**** Data entries
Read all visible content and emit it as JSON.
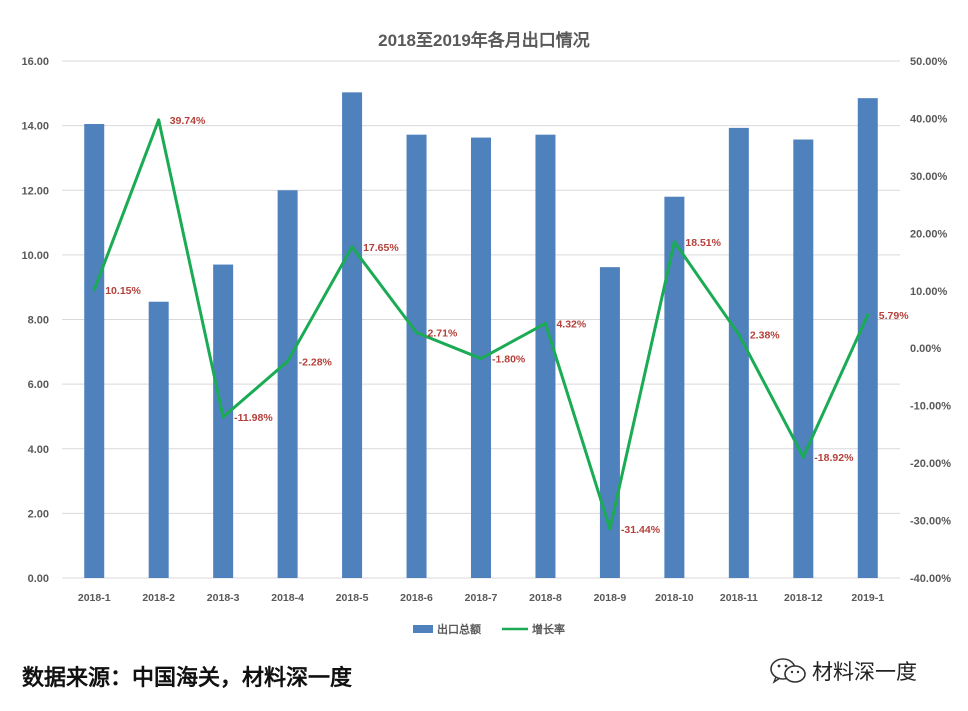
{
  "chart_data": {
    "type": "bar+line",
    "title": "2018至2019年各月出口情况",
    "categories": [
      "2018-1",
      "2018-2",
      "2018-3",
      "2018-4",
      "2018-5",
      "2018-6",
      "2018-7",
      "2018-8",
      "2018-9",
      "2018-10",
      "2018-11",
      "2018-12",
      "2019-1"
    ],
    "series": [
      {
        "name": "出口总额",
        "type": "bar",
        "axis": "left",
        "color": "#4f81bd",
        "values": [
          14.05,
          8.55,
          9.7,
          12.0,
          15.03,
          13.72,
          13.63,
          13.72,
          9.62,
          11.8,
          13.93,
          13.57,
          14.85
        ]
      },
      {
        "name": "增长率",
        "type": "line",
        "axis": "right",
        "color": "#1aab54",
        "values": [
          10.15,
          39.74,
          -11.98,
          -2.28,
          17.65,
          2.71,
          -1.8,
          4.32,
          -31.44,
          18.51,
          2.38,
          -18.92,
          5.79
        ],
        "labels": [
          "10.15%",
          "39.74%",
          "-11.98%",
          "-2.28%",
          "17.65%",
          "2.71%",
          "-1.80%",
          "4.32%",
          "-31.44%",
          "18.51%",
          "2.38%",
          "-18.92%",
          "5.79%"
        ]
      }
    ],
    "y_left": {
      "range": [
        0,
        16
      ],
      "ticks": [
        "0.00",
        "2.00",
        "4.00",
        "6.00",
        "8.00",
        "10.00",
        "12.00",
        "14.00",
        "16.00"
      ]
    },
    "y_right": {
      "range": [
        -40,
        50
      ],
      "ticks": [
        "-40.00%",
        "-30.00%",
        "-20.00%",
        "-10.00%",
        "0.00%",
        "10.00%",
        "20.00%",
        "30.00%",
        "40.00%",
        "50.00%"
      ]
    },
    "grid": true,
    "legend_position": "bottom"
  },
  "footer": {
    "source": "数据来源：中国海关，材料深一度",
    "brand": "材料深一度",
    "brand_icon": "wechat-icon"
  }
}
********
§ **Aim of the exercise**
Write out every entry again word for word, without any of the pictures.

§ **Completed exercise**
Read all visible content and emit it as JSON.
{
  "chart_data": {
    "type": "bar+line",
    "title": "2018至2019年各月出口情况",
    "categories": [
      "2018-1",
      "2018-2",
      "2018-3",
      "2018-4",
      "2018-5",
      "2018-6",
      "2018-7",
      "2018-8",
      "2018-9",
      "2018-10",
      "2018-11",
      "2018-12",
      "2019-1"
    ],
    "series": [
      {
        "name": "出口总额",
        "type": "bar",
        "axis": "left",
        "color": "#4f81bd",
        "values": [
          14.05,
          8.55,
          9.7,
          12.0,
          15.03,
          13.72,
          13.63,
          13.72,
          9.62,
          11.8,
          13.93,
          13.57,
          14.85
        ]
      },
      {
        "name": "增长率",
        "type": "line",
        "axis": "right",
        "color": "#1aab54",
        "values": [
          10.15,
          39.74,
          -11.98,
          -2.28,
          17.65,
          2.71,
          -1.8,
          4.32,
          -31.44,
          18.51,
          2.38,
          -18.92,
          5.79
        ],
        "labels": [
          "10.15%",
          "39.74%",
          "-11.98%",
          "-2.28%",
          "17.65%",
          "2.71%",
          "-1.80%",
          "4.32%",
          "-31.44%",
          "18.51%",
          "2.38%",
          "-18.92%",
          "5.79%"
        ]
      }
    ],
    "y_left": {
      "range": [
        0,
        16
      ],
      "ticks": [
        "0.00",
        "2.00",
        "4.00",
        "6.00",
        "8.00",
        "10.00",
        "12.00",
        "14.00",
        "16.00"
      ]
    },
    "y_right": {
      "range": [
        -40,
        50
      ],
      "ticks": [
        "-40.00%",
        "-30.00%",
        "-20.00%",
        "-10.00%",
        "0.00%",
        "10.00%",
        "20.00%",
        "30.00%",
        "40.00%",
        "50.00%"
      ]
    },
    "grid": true,
    "legend_position": "bottom"
  },
  "footer": {
    "source": "数据来源：中国海关，材料深一度",
    "brand": "材料深一度",
    "brand_icon": "wechat-icon"
  }
}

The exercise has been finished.